EXERCISE MATERIAL –
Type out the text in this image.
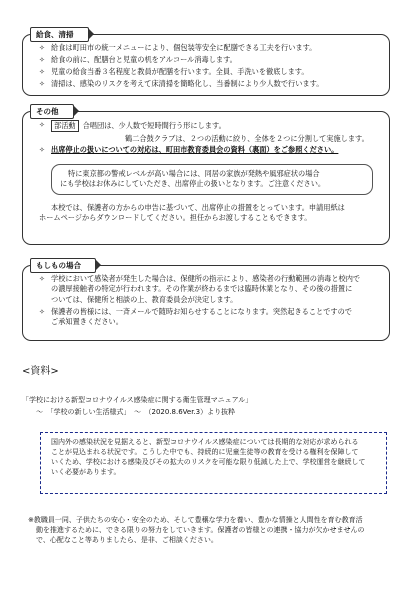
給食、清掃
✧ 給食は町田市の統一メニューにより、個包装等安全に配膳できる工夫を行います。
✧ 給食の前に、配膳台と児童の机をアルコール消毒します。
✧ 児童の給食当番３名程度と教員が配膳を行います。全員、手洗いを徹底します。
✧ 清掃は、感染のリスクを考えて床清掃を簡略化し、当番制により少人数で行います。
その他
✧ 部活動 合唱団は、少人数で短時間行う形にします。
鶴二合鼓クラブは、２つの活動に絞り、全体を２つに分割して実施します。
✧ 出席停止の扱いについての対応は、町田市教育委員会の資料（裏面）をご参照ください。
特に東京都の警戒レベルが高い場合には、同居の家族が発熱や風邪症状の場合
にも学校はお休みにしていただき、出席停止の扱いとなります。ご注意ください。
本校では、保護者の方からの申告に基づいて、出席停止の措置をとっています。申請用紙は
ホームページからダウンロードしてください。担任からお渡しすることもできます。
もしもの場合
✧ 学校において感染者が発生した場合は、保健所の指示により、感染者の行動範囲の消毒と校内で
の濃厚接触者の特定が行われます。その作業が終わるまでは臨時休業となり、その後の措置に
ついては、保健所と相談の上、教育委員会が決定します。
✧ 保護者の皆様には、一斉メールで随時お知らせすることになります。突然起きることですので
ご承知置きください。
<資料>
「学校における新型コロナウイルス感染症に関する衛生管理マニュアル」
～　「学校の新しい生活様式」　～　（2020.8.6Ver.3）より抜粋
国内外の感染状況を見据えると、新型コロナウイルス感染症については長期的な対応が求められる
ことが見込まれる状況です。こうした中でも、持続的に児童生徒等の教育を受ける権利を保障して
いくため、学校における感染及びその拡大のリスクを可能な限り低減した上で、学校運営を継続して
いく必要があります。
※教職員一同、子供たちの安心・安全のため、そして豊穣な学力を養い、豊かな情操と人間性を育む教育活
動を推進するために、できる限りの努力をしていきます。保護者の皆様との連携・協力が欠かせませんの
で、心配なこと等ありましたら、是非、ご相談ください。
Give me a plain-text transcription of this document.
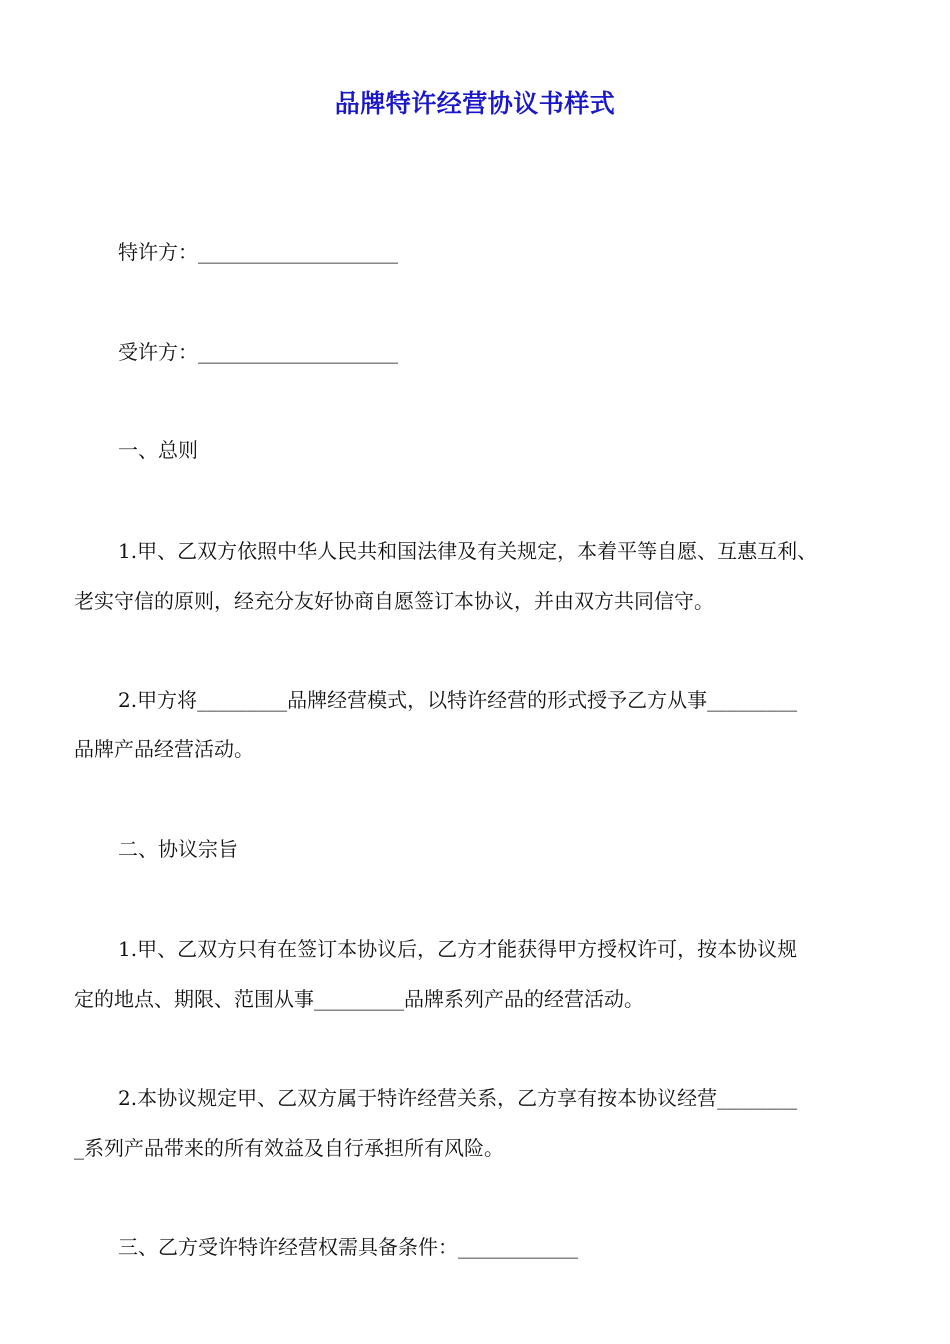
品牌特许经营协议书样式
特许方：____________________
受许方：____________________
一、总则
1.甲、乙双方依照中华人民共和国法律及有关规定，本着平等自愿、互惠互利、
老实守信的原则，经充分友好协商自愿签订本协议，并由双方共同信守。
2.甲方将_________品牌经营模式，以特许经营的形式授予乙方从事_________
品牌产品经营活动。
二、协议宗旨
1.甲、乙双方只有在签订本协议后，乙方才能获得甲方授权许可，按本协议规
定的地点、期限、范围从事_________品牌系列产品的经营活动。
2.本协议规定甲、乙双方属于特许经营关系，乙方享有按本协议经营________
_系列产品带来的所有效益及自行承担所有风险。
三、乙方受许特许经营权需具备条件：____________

WHAT THIS TASK INVOLVES –
Leaving out every picture, extract verbatim the lines from the one containing "Give me a plain-text" through the last line of the listing, inclusive.

EXERCISE OUTPUT –
Give me a plain-text transcription of this document.
品牌特许经营协议书样式
特许方：____________________
受许方：____________________
一、总则
1.甲、乙双方依照中华人民共和国法律及有关规定，本着平等自愿、互惠互利、
老实守信的原则，经充分友好协商自愿签订本协议，并由双方共同信守。
2.甲方将_________品牌经营模式，以特许经营的形式授予乙方从事_________
品牌产品经营活动。
二、协议宗旨
1.甲、乙双方只有在签订本协议后，乙方才能获得甲方授权许可，按本协议规
定的地点、期限、范围从事_________品牌系列产品的经营活动。
2.本协议规定甲、乙双方属于特许经营关系，乙方享有按本协议经营________
_系列产品带来的所有效益及自行承担所有风险。
三、乙方受许特许经营权需具备条件：____________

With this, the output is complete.